(Exercise): Below is a block of records: output all of them exactly and leave out the pictures.

(Available records):
>>>
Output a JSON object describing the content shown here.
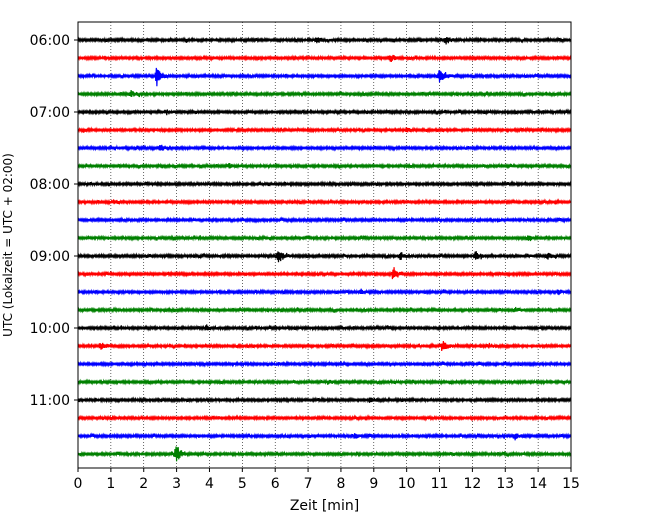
{
  "chart_data": {
    "type": "line",
    "title": "",
    "xlabel": "Zeit  [min]",
    "ylabel": "UTC (Lokalzeit = UTC + 02:00)",
    "xlim": [
      0,
      15
    ],
    "x_ticks": [
      "0",
      "1",
      "2",
      "3",
      "4",
      "5",
      "6",
      "7",
      "8",
      "9",
      "10",
      "11",
      "12",
      "13",
      "14",
      "15"
    ],
    "y_ticks": [
      "06:00",
      "07:00",
      "08:00",
      "09:00",
      "10:00",
      "11:00"
    ],
    "grid": "vertical dotted at each minute",
    "trace_interval_minutes": 15,
    "trace_colors": [
      "#000000",
      "#ff0000",
      "#0000ff",
      "#008000"
    ],
    "series": [
      {
        "start": "06:00",
        "color": "#000000",
        "events": [
          {
            "t": 7.3,
            "a": 0.4
          },
          {
            "t": 11.2,
            "a": 0.5
          }
        ]
      },
      {
        "start": "06:15",
        "color": "#ff0000",
        "events": [
          {
            "t": 9.5,
            "a": 0.6
          }
        ]
      },
      {
        "start": "06:30",
        "color": "#0000ff",
        "events": [
          {
            "t": 2.4,
            "a": 1.2
          },
          {
            "t": 11.0,
            "a": 1.0
          }
        ]
      },
      {
        "start": "06:45",
        "color": "#008000",
        "events": [
          {
            "t": 1.6,
            "a": 0.5
          }
        ]
      },
      {
        "start": "07:00",
        "color": "#000000",
        "events": [
          {
            "t": 2.7,
            "a": 0.3
          }
        ]
      },
      {
        "start": "07:15",
        "color": "#ff0000",
        "events": [
          {
            "t": 10.0,
            "a": 0.3
          }
        ]
      },
      {
        "start": "07:30",
        "color": "#0000ff",
        "events": [
          {
            "t": 2.5,
            "a": 0.4
          }
        ]
      },
      {
        "start": "07:45",
        "color": "#008000",
        "events": [
          {
            "t": 4.6,
            "a": 0.3
          }
        ]
      },
      {
        "start": "08:00",
        "color": "#000000",
        "events": []
      },
      {
        "start": "08:15",
        "color": "#ff0000",
        "events": [
          {
            "t": 1.1,
            "a": 0.3
          }
        ]
      },
      {
        "start": "08:30",
        "color": "#0000ff",
        "events": []
      },
      {
        "start": "08:45",
        "color": "#008000",
        "events": [
          {
            "t": 13.7,
            "a": 0.3
          }
        ]
      },
      {
        "start": "09:00",
        "color": "#000000",
        "events": [
          {
            "t": 6.1,
            "a": 1.0
          },
          {
            "t": 9.8,
            "a": 0.5
          },
          {
            "t": 12.1,
            "a": 0.6
          },
          {
            "t": 14.3,
            "a": 0.4
          }
        ]
      },
      {
        "start": "09:15",
        "color": "#ff0000",
        "events": [
          {
            "t": 9.6,
            "a": 1.0
          }
        ]
      },
      {
        "start": "09:30",
        "color": "#0000ff",
        "events": [
          {
            "t": 8.6,
            "a": 0.3
          },
          {
            "t": 14.6,
            "a": 0.3
          }
        ]
      },
      {
        "start": "09:45",
        "color": "#008000",
        "events": [
          {
            "t": 13.3,
            "a": 0.3
          }
        ]
      },
      {
        "start": "10:00",
        "color": "#000000",
        "events": [
          {
            "t": 3.9,
            "a": 0.35
          }
        ]
      },
      {
        "start": "10:15",
        "color": "#ff0000",
        "events": [
          {
            "t": 0.7,
            "a": 0.5
          },
          {
            "t": 11.1,
            "a": 0.6
          },
          {
            "t": 12.5,
            "a": 0.3
          }
        ]
      },
      {
        "start": "10:30",
        "color": "#0000ff",
        "events": []
      },
      {
        "start": "10:45",
        "color": "#008000",
        "events": [
          {
            "t": 7.6,
            "a": 0.3
          }
        ]
      },
      {
        "start": "11:00",
        "color": "#000000",
        "events": [
          {
            "t": 8.9,
            "a": 0.3
          }
        ]
      },
      {
        "start": "11:15",
        "color": "#ff0000",
        "events": []
      },
      {
        "start": "11:30",
        "color": "#0000ff",
        "events": [
          {
            "t": 8.4,
            "a": 0.3
          },
          {
            "t": 13.3,
            "a": 0.4
          }
        ]
      },
      {
        "start": "11:45",
        "color": "#008000",
        "events": [
          {
            "t": 3.0,
            "a": 1.2
          }
        ]
      }
    ]
  }
}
<<<
(Answer for this exercise):
Output a JSON object describing the content shown here.
{
  "chart_data": {
    "type": "line",
    "title": "",
    "xlabel": "Zeit  [min]",
    "ylabel": "UTC (Lokalzeit = UTC + 02:00)",
    "xlim": [
      0,
      15
    ],
    "x_ticks": [
      "0",
      "1",
      "2",
      "3",
      "4",
      "5",
      "6",
      "7",
      "8",
      "9",
      "10",
      "11",
      "12",
      "13",
      "14",
      "15"
    ],
    "y_ticks": [
      "06:00",
      "07:00",
      "08:00",
      "09:00",
      "10:00",
      "11:00"
    ],
    "grid": "vertical dotted at each minute",
    "trace_interval_minutes": 15,
    "trace_colors": [
      "#000000",
      "#ff0000",
      "#0000ff",
      "#008000"
    ],
    "series": [
      {
        "start": "06:00",
        "color": "#000000",
        "events": [
          {
            "t": 7.3,
            "a": 0.4
          },
          {
            "t": 11.2,
            "a": 0.5
          }
        ]
      },
      {
        "start": "06:15",
        "color": "#ff0000",
        "events": [
          {
            "t": 9.5,
            "a": 0.6
          }
        ]
      },
      {
        "start": "06:30",
        "color": "#0000ff",
        "events": [
          {
            "t": 2.4,
            "a": 1.2
          },
          {
            "t": 11.0,
            "a": 1.0
          }
        ]
      },
      {
        "start": "06:45",
        "color": "#008000",
        "events": [
          {
            "t": 1.6,
            "a": 0.5
          }
        ]
      },
      {
        "start": "07:00",
        "color": "#000000",
        "events": [
          {
            "t": 2.7,
            "a": 0.3
          }
        ]
      },
      {
        "start": "07:15",
        "color": "#ff0000",
        "events": [
          {
            "t": 10.0,
            "a": 0.3
          }
        ]
      },
      {
        "start": "07:30",
        "color": "#0000ff",
        "events": [
          {
            "t": 2.5,
            "a": 0.4
          }
        ]
      },
      {
        "start": "07:45",
        "color": "#008000",
        "events": [
          {
            "t": 4.6,
            "a": 0.3
          }
        ]
      },
      {
        "start": "08:00",
        "color": "#000000",
        "events": []
      },
      {
        "start": "08:15",
        "color": "#ff0000",
        "events": [
          {
            "t": 1.1,
            "a": 0.3
          }
        ]
      },
      {
        "start": "08:30",
        "color": "#0000ff",
        "events": []
      },
      {
        "start": "08:45",
        "color": "#008000",
        "events": [
          {
            "t": 13.7,
            "a": 0.3
          }
        ]
      },
      {
        "start": "09:00",
        "color": "#000000",
        "events": [
          {
            "t": 6.1,
            "a": 1.0
          },
          {
            "t": 9.8,
            "a": 0.5
          },
          {
            "t": 12.1,
            "a": 0.6
          },
          {
            "t": 14.3,
            "a": 0.4
          }
        ]
      },
      {
        "start": "09:15",
        "color": "#ff0000",
        "events": [
          {
            "t": 9.6,
            "a": 1.0
          }
        ]
      },
      {
        "start": "09:30",
        "color": "#0000ff",
        "events": [
          {
            "t": 8.6,
            "a": 0.3
          },
          {
            "t": 14.6,
            "a": 0.3
          }
        ]
      },
      {
        "start": "09:45",
        "color": "#008000",
        "events": [
          {
            "t": 13.3,
            "a": 0.3
          }
        ]
      },
      {
        "start": "10:00",
        "color": "#000000",
        "events": [
          {
            "t": 3.9,
            "a": 0.35
          }
        ]
      },
      {
        "start": "10:15",
        "color": "#ff0000",
        "events": [
          {
            "t": 0.7,
            "a": 0.5
          },
          {
            "t": 11.1,
            "a": 0.6
          },
          {
            "t": 12.5,
            "a": 0.3
          }
        ]
      },
      {
        "start": "10:30",
        "color": "#0000ff",
        "events": []
      },
      {
        "start": "10:45",
        "color": "#008000",
        "events": [
          {
            "t": 7.6,
            "a": 0.3
          }
        ]
      },
      {
        "start": "11:00",
        "color": "#000000",
        "events": [
          {
            "t": 8.9,
            "a": 0.3
          }
        ]
      },
      {
        "start": "11:15",
        "color": "#ff0000",
        "events": []
      },
      {
        "start": "11:30",
        "color": "#0000ff",
        "events": [
          {
            "t": 8.4,
            "a": 0.3
          },
          {
            "t": 13.3,
            "a": 0.4
          }
        ]
      },
      {
        "start": "11:45",
        "color": "#008000",
        "events": [
          {
            "t": 3.0,
            "a": 1.2
          }
        ]
      }
    ]
  }
}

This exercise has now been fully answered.